• [TASK STATEMENT]: In the data below, locate each line with the word "index" and list it.

--- TASK INPUT ---

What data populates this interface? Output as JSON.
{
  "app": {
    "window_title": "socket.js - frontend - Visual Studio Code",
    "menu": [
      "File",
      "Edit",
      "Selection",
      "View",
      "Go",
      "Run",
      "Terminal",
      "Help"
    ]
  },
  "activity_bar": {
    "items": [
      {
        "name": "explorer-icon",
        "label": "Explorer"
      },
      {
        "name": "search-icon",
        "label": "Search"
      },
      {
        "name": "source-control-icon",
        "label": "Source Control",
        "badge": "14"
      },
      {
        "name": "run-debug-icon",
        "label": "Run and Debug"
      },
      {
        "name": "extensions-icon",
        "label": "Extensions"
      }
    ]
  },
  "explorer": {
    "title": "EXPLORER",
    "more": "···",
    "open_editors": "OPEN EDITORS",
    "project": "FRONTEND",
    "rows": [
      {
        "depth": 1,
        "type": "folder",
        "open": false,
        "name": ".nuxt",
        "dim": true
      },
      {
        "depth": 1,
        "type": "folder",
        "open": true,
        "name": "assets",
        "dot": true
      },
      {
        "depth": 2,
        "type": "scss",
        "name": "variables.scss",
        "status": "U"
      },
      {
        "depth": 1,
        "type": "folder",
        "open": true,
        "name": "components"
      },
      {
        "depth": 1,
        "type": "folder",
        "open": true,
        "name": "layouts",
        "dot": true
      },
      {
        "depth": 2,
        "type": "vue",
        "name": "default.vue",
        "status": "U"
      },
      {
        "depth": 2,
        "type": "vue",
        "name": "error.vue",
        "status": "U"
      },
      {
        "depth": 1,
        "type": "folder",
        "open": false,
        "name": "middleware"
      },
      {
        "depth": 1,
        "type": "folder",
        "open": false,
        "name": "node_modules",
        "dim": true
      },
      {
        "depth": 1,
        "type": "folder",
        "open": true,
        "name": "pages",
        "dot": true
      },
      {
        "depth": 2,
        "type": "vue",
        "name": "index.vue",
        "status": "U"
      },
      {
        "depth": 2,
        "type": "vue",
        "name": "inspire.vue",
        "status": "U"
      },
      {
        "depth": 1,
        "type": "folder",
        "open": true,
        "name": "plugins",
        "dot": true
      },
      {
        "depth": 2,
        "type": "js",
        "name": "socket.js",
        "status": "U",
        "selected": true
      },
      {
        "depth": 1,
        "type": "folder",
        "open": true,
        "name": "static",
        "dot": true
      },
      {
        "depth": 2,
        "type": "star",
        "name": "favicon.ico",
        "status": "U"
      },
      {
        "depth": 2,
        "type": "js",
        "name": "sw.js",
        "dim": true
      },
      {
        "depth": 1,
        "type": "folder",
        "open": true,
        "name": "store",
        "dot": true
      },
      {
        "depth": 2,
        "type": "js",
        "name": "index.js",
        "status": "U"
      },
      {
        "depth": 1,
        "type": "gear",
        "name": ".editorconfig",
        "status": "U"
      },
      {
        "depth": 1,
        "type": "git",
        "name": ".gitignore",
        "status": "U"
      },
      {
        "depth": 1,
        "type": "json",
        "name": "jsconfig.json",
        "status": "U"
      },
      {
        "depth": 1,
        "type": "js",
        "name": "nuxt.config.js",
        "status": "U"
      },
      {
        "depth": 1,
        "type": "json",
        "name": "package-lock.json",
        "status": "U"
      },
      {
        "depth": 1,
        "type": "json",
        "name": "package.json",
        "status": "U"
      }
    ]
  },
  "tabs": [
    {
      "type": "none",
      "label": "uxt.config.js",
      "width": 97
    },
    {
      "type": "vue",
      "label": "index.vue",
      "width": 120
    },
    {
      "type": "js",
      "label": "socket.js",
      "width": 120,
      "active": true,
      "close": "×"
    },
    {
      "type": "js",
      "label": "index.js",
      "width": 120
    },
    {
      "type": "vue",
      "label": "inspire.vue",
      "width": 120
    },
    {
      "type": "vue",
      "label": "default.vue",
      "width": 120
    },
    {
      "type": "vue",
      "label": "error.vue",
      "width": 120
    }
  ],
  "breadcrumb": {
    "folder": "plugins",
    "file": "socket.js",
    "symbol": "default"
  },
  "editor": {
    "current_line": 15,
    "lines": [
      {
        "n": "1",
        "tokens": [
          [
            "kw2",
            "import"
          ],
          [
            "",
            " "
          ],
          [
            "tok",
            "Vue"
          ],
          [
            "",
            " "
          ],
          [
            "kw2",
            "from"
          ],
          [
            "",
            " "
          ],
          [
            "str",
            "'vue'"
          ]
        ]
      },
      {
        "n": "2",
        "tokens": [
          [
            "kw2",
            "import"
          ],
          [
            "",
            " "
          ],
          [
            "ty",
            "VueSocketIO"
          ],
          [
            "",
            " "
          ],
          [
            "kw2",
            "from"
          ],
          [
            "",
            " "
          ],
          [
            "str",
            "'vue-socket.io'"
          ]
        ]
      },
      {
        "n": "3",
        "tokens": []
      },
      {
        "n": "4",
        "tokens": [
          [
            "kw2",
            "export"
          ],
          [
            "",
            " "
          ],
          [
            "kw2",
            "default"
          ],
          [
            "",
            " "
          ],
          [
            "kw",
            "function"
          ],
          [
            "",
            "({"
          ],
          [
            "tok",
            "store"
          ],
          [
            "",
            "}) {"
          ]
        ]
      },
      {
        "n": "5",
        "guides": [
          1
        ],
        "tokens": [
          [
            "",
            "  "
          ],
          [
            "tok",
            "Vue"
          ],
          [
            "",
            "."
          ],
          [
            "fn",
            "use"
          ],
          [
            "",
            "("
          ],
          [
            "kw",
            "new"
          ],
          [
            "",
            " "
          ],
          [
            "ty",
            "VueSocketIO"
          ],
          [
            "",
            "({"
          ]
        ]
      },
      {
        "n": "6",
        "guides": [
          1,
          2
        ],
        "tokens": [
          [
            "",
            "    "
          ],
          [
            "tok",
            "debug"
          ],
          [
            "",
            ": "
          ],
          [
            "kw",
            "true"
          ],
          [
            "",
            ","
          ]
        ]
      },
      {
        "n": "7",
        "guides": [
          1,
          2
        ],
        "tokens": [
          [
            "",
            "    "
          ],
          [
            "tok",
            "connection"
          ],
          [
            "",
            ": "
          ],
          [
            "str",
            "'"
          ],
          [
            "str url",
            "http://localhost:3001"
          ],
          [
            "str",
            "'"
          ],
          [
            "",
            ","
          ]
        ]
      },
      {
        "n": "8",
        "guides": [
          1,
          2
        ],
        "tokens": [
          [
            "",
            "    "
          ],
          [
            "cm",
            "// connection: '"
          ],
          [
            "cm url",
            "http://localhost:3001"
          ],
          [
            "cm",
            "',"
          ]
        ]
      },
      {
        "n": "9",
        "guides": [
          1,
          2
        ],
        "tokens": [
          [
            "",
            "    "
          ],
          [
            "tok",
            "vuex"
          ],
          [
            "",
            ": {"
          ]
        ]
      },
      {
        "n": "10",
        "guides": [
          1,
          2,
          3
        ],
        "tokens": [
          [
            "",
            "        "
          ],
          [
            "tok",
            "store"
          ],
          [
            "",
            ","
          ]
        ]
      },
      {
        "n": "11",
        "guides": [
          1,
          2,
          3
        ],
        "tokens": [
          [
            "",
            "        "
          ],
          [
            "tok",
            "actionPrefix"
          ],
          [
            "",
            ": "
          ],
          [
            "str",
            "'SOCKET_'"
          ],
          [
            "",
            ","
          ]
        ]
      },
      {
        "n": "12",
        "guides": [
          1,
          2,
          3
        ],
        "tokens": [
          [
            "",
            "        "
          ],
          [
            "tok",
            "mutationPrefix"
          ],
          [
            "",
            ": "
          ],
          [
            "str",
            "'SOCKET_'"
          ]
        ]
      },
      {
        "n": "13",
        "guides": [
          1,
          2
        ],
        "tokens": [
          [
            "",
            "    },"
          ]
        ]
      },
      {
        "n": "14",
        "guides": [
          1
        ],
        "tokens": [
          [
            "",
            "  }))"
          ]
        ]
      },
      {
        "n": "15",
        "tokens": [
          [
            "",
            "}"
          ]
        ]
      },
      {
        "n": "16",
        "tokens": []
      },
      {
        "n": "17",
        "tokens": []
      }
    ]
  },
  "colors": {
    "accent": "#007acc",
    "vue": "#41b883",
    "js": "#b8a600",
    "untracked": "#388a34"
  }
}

---

• [EXERCISE RESULT]:
        "name": "index.vue",
        "name": "index.js",
      "label": "index.vue",
      "label": "index.js",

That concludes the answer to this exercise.